> STATED EXERCISE: Tell how many lines in the data below hold the string "CONSIDERAS"; give nothing but the number.

> DATA ENTRIES:
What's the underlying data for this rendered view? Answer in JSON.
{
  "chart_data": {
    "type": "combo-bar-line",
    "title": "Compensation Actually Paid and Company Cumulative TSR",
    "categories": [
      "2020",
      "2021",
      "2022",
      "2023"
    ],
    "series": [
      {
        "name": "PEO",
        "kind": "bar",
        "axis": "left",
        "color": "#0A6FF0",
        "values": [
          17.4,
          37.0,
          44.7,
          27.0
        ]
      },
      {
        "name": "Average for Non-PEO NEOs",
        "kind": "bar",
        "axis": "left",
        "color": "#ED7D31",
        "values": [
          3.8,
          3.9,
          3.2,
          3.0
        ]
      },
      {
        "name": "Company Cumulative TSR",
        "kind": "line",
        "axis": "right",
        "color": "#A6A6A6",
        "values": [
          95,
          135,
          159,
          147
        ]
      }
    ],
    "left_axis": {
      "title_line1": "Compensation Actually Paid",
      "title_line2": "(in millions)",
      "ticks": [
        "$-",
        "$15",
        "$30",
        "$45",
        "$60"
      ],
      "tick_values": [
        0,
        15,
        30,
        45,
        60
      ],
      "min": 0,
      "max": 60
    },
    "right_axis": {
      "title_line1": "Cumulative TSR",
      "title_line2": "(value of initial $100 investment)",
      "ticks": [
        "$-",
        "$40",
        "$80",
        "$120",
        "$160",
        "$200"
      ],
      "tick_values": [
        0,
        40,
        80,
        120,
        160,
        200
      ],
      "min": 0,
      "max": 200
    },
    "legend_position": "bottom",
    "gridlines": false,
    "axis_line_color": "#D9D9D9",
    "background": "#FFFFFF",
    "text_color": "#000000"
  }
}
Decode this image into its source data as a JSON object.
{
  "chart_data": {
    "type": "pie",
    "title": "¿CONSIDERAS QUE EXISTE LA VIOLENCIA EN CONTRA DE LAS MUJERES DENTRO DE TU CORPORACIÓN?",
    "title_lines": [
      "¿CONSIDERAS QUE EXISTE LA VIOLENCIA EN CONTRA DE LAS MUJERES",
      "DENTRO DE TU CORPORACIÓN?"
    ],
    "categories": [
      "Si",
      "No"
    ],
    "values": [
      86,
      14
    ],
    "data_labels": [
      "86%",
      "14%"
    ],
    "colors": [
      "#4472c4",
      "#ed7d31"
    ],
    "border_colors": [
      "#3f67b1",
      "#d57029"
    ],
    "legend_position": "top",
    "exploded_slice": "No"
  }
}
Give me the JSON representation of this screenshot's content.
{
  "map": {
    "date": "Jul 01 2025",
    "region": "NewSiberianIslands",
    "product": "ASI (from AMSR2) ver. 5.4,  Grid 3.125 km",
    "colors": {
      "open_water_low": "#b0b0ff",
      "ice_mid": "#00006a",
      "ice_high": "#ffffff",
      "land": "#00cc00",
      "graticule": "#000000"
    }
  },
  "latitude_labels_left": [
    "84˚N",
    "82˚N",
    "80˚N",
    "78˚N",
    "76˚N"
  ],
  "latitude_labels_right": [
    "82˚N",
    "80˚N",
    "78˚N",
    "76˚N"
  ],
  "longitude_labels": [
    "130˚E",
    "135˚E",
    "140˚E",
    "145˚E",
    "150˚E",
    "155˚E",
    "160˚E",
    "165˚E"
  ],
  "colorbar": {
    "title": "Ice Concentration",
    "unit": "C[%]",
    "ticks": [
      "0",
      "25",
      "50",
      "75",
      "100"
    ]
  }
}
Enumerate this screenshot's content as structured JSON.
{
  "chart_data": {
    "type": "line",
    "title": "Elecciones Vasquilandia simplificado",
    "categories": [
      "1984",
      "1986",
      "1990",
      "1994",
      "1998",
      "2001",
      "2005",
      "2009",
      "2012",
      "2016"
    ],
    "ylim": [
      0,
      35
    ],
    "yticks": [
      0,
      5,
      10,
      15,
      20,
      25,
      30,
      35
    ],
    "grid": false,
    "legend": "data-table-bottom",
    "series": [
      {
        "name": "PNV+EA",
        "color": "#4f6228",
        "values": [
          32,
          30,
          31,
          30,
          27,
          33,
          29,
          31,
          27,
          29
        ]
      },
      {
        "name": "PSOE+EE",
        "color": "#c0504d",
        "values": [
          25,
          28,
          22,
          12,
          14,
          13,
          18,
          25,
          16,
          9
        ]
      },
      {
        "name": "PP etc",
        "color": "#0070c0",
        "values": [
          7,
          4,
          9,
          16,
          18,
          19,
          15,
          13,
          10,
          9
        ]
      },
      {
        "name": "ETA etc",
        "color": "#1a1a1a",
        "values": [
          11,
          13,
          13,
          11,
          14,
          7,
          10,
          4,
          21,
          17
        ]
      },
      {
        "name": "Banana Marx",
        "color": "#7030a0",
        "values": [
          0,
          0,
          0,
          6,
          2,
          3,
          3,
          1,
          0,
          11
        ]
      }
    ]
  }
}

> SOLUTION TO THIS PROBLEM: 2